* start *

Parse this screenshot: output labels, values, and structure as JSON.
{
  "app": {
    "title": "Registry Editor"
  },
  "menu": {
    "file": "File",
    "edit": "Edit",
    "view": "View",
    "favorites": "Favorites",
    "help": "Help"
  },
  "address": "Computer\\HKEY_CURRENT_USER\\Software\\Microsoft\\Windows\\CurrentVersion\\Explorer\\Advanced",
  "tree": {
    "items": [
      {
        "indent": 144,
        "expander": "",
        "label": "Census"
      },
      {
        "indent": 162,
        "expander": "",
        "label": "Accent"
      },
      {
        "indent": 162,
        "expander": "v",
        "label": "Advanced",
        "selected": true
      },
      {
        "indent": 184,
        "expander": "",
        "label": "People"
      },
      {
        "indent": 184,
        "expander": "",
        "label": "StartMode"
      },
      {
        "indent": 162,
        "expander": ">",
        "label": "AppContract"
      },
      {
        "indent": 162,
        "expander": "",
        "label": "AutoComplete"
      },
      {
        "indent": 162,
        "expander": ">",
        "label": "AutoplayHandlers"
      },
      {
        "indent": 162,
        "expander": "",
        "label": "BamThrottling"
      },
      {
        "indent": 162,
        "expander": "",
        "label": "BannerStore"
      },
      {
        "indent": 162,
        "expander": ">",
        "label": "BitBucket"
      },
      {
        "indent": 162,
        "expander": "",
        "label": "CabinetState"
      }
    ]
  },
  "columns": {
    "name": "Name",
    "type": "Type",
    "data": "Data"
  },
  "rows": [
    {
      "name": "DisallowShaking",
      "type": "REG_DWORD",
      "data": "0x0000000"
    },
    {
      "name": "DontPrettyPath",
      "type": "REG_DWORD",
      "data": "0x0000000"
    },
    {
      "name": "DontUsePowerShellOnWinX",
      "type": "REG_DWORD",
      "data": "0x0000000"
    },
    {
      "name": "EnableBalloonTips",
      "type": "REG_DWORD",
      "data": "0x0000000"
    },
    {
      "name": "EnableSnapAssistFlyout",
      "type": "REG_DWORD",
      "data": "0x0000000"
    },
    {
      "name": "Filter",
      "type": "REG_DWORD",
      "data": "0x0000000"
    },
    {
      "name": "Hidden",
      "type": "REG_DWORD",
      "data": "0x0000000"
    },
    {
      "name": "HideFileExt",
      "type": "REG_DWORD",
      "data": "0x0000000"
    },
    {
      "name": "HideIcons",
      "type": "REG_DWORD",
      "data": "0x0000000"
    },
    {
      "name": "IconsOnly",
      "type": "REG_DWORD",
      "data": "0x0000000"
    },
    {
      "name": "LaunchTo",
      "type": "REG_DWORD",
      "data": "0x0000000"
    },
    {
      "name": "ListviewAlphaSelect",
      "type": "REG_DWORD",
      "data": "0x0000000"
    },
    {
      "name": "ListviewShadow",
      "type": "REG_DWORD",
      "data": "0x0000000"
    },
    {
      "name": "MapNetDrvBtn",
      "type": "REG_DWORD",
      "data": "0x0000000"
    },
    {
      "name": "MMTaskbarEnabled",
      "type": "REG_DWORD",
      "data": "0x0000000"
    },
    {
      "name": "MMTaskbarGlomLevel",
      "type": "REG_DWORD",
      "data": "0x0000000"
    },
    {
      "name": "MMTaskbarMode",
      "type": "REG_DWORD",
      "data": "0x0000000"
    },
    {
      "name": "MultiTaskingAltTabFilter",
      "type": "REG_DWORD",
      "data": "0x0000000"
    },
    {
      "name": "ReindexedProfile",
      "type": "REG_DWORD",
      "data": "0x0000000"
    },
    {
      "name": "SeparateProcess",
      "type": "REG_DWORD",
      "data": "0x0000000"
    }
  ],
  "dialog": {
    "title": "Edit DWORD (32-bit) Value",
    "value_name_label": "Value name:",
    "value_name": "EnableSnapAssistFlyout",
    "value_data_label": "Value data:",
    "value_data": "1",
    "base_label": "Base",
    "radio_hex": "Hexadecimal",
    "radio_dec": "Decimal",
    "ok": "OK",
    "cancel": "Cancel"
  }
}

* end *

— EXERCISE PROMPT —
Take every line from the records above that has the word "title" and copy it.

— EXERCISE SOLUTION —
    "title": "Registry Editor"
    "title": "Edit DWORD (32-bit) Value",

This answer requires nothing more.